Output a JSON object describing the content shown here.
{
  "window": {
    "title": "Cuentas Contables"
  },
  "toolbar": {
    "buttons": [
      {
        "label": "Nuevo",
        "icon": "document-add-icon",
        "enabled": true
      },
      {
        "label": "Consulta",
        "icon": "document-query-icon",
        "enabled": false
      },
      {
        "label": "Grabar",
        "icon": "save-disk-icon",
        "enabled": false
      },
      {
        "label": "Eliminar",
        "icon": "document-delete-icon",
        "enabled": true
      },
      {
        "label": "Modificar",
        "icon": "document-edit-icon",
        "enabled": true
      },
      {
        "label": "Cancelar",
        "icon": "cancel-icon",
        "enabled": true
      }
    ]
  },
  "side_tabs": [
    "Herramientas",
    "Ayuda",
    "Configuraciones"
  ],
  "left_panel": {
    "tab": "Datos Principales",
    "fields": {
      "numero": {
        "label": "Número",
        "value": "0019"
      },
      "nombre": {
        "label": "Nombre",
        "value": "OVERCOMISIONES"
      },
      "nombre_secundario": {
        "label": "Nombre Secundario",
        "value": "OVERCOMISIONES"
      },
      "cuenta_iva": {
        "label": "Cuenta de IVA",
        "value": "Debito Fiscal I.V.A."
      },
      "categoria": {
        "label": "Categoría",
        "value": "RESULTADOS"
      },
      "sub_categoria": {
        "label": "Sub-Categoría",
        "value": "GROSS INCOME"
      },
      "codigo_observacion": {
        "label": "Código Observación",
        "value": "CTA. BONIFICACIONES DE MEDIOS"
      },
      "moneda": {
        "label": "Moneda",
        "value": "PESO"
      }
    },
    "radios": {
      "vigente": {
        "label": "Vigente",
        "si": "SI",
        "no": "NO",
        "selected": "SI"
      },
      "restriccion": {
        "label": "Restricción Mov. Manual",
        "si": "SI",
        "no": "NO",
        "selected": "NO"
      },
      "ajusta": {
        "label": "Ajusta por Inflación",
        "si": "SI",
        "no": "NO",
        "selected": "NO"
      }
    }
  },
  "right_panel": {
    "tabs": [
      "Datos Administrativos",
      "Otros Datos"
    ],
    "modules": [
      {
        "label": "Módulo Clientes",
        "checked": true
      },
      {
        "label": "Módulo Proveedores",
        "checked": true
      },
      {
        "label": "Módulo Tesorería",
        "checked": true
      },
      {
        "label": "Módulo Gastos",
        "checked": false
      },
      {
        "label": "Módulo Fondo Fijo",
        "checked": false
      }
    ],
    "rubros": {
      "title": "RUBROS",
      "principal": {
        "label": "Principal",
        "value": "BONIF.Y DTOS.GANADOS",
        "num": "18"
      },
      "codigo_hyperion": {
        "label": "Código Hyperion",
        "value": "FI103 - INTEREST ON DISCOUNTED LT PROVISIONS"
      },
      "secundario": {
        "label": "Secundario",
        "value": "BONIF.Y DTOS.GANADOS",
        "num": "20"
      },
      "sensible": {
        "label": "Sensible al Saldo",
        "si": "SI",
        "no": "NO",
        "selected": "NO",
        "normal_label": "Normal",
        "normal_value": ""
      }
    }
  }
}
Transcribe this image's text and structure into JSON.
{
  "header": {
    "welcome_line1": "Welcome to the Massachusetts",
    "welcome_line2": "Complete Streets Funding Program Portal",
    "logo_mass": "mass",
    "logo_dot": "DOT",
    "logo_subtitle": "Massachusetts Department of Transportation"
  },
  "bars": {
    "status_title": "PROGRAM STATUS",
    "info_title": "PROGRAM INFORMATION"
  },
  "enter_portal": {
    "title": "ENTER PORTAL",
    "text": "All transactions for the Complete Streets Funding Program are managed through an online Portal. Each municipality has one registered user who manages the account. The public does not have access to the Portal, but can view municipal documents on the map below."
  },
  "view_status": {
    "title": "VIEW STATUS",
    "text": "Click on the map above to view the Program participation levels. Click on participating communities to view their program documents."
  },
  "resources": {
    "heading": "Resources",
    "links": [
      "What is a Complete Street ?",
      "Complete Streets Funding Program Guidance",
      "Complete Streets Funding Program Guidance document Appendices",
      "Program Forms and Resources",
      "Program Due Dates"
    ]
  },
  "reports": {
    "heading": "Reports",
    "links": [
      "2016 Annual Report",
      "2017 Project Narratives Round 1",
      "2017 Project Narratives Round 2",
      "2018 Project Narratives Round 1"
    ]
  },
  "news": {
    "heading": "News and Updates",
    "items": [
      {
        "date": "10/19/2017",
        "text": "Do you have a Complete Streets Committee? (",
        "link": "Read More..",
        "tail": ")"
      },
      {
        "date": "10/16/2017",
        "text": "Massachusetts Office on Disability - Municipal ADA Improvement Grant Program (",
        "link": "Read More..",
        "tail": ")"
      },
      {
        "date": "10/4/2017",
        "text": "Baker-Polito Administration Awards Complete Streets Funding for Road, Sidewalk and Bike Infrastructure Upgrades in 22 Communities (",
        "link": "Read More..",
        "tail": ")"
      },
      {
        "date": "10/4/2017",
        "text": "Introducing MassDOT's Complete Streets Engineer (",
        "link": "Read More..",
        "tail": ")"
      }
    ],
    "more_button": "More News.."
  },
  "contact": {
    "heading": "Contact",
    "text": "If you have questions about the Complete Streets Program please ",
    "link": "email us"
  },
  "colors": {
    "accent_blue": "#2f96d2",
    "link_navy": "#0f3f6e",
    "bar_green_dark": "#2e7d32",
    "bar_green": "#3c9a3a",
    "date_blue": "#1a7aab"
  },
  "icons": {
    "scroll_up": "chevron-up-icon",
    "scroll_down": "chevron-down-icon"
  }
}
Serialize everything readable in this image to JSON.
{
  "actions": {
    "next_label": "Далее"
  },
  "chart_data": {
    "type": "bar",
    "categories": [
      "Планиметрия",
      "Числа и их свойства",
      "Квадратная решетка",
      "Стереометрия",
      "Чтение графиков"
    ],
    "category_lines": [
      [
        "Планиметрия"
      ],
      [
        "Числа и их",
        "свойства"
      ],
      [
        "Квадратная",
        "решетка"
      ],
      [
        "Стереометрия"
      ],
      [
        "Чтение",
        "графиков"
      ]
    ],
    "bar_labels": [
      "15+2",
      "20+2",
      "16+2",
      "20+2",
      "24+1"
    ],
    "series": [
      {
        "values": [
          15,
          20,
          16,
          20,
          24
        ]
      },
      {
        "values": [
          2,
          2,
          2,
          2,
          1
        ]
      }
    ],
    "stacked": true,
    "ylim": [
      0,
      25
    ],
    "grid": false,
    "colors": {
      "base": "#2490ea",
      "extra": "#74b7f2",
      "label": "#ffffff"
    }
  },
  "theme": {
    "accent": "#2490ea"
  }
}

# What this task involves
Repeat only the stretch of lines starting at the one containing "Serialize everything readable" and running to the final line of the entries above.

# Exercise output
Serialize everything readable in this image to JSON.
{
  "actions": {
    "next_label": "Далее"
  },
  "chart_data": {
    "type": "bar",
    "categories": [
      "Планиметрия",
      "Числа и их свойства",
      "Квадратная решетка",
      "Стереометрия",
      "Чтение графиков"
    ],
    "category_lines": [
      [
        "Планиметрия"
      ],
      [
        "Числа и их",
        "свойства"
      ],
      [
        "Квадратная",
        "решетка"
      ],
      [
        "Стереометрия"
      ],
      [
        "Чтение",
        "графиков"
      ]
    ],
    "bar_labels": [
      "15+2",
      "20+2",
      "16+2",
      "20+2",
      "24+1"
    ],
    "series": [
      {
        "values": [
          15,
          20,
          16,
          20,
          24
        ]
      },
      {
        "values": [
          2,
          2,
          2,
          2,
          1
        ]
      }
    ],
    "stacked": true,
    "ylim": [
      0,
      25
    ],
    "grid": false,
    "colors": {
      "base": "#2490ea",
      "extra": "#74b7f2",
      "label": "#ffffff"
    }
  },
  "theme": {
    "accent": "#2490ea"
  }
}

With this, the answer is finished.